# MATERIAL SHOWN start

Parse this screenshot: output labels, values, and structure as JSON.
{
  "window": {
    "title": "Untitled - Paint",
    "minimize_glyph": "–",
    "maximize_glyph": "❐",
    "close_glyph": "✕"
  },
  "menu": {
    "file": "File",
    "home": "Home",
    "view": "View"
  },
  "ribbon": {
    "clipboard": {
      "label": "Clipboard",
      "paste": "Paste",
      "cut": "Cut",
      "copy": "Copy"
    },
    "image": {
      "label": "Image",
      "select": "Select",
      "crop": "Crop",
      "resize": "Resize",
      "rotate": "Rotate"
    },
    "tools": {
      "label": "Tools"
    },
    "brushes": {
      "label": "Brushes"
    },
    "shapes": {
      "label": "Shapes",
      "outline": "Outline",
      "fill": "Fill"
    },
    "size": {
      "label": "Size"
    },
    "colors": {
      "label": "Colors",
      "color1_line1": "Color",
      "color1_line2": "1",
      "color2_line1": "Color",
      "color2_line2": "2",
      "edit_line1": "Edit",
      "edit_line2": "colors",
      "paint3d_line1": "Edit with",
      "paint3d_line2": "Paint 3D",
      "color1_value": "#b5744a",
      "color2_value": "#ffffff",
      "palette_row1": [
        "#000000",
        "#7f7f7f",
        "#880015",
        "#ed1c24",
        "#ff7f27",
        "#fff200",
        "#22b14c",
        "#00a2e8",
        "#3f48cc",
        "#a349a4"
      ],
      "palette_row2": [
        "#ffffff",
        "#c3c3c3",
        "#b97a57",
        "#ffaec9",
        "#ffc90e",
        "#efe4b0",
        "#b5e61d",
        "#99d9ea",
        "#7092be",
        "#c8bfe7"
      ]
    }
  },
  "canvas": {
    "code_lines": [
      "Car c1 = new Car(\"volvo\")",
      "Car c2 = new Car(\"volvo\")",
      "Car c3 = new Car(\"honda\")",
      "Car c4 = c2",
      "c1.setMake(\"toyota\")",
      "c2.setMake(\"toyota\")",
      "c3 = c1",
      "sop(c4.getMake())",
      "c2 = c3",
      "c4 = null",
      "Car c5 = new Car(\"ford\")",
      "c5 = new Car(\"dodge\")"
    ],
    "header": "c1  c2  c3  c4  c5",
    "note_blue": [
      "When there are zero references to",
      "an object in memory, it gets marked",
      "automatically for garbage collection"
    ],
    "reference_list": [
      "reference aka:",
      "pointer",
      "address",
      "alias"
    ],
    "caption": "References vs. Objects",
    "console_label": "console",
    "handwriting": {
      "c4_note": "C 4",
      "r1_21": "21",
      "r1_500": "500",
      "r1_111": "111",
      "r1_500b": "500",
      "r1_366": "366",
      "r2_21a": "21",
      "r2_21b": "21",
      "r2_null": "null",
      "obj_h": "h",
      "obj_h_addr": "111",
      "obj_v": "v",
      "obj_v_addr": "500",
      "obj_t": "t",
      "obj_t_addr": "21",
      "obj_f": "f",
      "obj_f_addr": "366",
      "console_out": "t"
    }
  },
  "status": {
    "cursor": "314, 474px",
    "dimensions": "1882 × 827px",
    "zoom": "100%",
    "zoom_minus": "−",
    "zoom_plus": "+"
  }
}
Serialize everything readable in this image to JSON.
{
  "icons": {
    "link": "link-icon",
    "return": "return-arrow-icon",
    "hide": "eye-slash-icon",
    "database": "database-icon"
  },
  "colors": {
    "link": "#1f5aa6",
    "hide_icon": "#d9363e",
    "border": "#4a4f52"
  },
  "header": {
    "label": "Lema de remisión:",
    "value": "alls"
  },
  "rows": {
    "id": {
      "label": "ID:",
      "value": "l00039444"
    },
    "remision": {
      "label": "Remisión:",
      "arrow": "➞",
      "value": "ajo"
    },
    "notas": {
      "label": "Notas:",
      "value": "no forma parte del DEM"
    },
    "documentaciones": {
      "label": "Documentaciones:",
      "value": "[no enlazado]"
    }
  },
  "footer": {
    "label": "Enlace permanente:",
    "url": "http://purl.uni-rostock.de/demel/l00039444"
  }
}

# MATERIAL SHOWN end

Where a line above holds the string "setMake", show that line.

      "c1.setMake(\"toyota\")",
      "c2.setMake(\"toyota\")",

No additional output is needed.